:: Texto de la página

“¿Es posible el despido por Whatsapp?”, tribuna de Raúl Rojas, socio de ECIJA, para Revista Byte.

La consolidación del uso generalizado de las nuevas tecnologías en el ámbito laboral es un hecho que no puede ser ignorado y que, sin duda, está provocando una verdadera transformación de la realidad productiva, no sólo en el seno de la empresa sino también en las formas tradicionales de la prestación del trabajo.

En la actualidad, la frecuencia en la utilización de aplicaciones móviles o multiplataforma para las comunicaciones electrónicas entre los propios trabajadores, y entre éstos y sus empresas, se ha incrementado exponencialmente.

Principalmente estas comunicaciones se llevan a cabo a través de aplicaciones o servicios de mensajería instantánea (MIM) como puede ser WhatsApp, Line o Skipe, o también de mensajería electrónica, a través de SMS o e‐mail, entre los más relevantes, desplazando a las clásicas comunicaciones por fax, teléfono o correo ordinario.

Según un reciente estudio sobre el uso de dispositivos móviles en España (IAB, Estudio Anual Mobile Marketing, 2017), situado como cuarto país del mundo desarrollado con mayor penetración de smartphones, donde el 97% de los internautas, mayores de edad, disponen de un smartphone, y más del 85% lo utilizar para chatear o mandar mensajes instantáneos.

Esta realidad y las constantes innovaciones en materia de comunicaciones electrónicas están modificando la clásica organización de trabajo y con ello las interrelaciones laborales, consiguiendo notablemente una mayor eficacia y rapidez en las tareas encomendadas y logrando una auténtica ventaja competitiva en el desarrollo productivo.

::::
:: Extractos de líneas

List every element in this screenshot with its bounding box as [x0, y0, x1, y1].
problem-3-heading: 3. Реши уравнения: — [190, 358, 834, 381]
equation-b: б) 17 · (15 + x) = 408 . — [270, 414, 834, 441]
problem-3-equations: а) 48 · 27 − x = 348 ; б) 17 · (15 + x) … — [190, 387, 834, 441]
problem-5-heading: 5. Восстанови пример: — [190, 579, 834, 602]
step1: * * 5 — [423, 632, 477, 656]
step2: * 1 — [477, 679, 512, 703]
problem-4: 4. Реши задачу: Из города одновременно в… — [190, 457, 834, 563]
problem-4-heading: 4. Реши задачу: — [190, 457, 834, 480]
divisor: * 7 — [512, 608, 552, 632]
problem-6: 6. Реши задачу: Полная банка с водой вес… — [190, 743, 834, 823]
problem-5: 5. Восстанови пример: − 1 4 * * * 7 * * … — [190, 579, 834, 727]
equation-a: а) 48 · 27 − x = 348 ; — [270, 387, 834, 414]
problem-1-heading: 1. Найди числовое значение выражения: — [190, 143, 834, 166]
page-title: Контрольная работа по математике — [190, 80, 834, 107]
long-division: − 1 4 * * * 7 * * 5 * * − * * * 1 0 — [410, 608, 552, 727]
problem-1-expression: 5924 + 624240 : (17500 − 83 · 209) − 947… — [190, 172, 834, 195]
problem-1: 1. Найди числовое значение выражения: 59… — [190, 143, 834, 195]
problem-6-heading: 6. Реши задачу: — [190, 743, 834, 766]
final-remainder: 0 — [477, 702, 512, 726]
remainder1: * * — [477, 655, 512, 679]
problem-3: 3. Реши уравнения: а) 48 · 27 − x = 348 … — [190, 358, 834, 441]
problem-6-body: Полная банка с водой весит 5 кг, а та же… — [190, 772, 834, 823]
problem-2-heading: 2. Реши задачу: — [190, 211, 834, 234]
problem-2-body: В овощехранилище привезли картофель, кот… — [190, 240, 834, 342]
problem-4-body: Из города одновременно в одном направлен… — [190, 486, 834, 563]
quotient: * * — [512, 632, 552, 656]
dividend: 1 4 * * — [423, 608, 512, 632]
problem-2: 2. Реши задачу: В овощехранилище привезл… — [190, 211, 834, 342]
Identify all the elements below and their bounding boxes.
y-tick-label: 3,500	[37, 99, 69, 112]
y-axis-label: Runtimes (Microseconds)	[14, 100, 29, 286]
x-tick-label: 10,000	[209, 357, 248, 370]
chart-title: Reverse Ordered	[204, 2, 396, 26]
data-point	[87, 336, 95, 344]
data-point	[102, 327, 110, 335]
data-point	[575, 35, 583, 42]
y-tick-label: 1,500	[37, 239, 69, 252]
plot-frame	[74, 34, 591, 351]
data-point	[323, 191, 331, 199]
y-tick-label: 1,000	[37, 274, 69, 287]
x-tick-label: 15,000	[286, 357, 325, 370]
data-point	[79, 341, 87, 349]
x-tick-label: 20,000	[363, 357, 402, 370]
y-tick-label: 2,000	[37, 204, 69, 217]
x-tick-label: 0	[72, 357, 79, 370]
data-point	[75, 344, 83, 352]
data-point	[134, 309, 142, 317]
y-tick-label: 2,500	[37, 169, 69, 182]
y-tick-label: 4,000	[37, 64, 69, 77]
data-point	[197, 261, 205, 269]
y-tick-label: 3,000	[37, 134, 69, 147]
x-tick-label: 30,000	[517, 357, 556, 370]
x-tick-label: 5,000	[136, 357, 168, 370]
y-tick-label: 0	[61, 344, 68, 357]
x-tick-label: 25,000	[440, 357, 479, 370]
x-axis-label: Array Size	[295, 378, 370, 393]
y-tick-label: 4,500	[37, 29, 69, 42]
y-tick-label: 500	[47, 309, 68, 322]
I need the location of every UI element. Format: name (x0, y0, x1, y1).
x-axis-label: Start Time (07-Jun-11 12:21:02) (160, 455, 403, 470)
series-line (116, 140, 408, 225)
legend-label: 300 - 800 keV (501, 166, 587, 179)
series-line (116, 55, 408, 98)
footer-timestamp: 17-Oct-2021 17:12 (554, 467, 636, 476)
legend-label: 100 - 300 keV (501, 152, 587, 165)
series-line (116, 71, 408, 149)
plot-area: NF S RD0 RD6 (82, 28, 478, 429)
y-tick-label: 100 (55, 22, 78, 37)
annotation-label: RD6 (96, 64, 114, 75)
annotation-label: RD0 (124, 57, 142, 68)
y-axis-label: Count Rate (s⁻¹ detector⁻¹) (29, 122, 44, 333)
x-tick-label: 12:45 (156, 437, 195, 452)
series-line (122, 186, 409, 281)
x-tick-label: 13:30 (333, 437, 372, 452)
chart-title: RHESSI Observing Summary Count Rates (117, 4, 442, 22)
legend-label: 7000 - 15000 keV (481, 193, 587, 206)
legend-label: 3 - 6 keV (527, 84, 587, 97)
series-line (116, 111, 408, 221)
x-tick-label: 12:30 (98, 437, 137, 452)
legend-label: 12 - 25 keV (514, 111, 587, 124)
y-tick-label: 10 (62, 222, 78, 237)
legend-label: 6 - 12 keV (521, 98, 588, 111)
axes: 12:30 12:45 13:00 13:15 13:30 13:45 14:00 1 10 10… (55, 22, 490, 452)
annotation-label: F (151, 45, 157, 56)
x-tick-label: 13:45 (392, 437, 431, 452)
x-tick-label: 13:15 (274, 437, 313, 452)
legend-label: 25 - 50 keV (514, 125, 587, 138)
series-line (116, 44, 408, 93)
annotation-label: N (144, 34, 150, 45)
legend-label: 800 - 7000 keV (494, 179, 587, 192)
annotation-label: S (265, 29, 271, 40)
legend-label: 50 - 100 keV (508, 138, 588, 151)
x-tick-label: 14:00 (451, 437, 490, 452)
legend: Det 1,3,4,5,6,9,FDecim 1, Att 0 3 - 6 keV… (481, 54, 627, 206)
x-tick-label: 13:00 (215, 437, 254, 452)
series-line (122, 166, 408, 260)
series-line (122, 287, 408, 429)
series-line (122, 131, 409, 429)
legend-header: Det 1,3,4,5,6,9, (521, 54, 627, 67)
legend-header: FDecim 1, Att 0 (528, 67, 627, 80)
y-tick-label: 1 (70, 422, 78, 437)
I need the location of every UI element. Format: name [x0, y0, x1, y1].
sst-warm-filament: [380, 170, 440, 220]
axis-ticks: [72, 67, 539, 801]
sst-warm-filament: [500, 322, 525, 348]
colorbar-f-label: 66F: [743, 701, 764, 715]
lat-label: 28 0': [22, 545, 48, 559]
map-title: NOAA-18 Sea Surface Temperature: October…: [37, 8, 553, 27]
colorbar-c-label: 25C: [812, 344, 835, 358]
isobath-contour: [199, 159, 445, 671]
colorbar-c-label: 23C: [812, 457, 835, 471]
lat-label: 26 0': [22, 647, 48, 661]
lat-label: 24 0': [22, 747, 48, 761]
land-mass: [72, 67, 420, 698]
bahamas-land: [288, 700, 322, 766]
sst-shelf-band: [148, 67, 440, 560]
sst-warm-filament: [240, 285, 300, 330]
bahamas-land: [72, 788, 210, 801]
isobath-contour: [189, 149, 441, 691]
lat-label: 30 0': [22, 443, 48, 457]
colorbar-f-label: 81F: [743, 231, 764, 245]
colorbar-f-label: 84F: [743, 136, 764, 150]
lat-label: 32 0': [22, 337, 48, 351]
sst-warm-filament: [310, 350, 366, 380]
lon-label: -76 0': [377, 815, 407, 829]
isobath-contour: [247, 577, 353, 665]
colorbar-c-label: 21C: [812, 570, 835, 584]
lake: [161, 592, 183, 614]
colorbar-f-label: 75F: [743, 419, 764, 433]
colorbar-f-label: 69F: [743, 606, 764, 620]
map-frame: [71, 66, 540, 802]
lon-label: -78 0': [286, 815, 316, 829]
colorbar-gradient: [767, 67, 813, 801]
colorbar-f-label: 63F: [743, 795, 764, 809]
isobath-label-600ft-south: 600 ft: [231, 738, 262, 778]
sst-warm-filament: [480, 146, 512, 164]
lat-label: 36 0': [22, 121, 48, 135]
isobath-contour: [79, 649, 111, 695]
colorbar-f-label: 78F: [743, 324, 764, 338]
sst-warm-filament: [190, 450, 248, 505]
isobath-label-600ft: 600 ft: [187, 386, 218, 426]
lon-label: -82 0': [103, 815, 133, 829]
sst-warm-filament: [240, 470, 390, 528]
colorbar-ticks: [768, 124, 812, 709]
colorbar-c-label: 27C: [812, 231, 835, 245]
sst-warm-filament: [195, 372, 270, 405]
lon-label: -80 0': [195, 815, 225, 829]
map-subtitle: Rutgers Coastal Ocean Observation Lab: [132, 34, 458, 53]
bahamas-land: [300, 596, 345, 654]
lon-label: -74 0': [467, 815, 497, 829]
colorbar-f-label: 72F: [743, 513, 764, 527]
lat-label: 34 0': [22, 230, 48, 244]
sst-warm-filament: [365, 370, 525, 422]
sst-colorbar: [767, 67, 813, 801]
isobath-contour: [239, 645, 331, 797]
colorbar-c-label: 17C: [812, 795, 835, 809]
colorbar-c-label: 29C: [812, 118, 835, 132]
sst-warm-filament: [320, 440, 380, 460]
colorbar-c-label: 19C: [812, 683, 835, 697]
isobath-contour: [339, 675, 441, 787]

::::

▸ **Objetivo del ejercicio**
Repita sin cambios el fragmento del artículo sobre el despido por WhatsApp que va desde "Según un reciente" hasta "el desarrollo productivo.", este último incluido. Las líneas no guardan relación alguna con el artículo sobre el despido por WhatsApp.

▸ **Respuesta del ejercicio**
Según un reciente estudio sobre el uso de dispositivos móviles en España (IAB, Estudio Anual Mobile Marketing, 2017), situado como cuarto país del mundo desarrollado con mayor penetración de smartphones, donde el 97% de los internautas, mayores de edad, disponen de un smartphone, y más del 85% lo utilizar para chatear o mandar mensajes instantáneos.

Esta realidad y las constantes innovaciones en materia de comunicaciones electrónicas están modificando la clásica organización de trabajo y con ello las interrelaciones laborales, consiguiendo notablemente una mayor eficacia y rapidez en las tareas encomendadas y logrando una auténtica ventaja competitiva en el desarrollo productivo.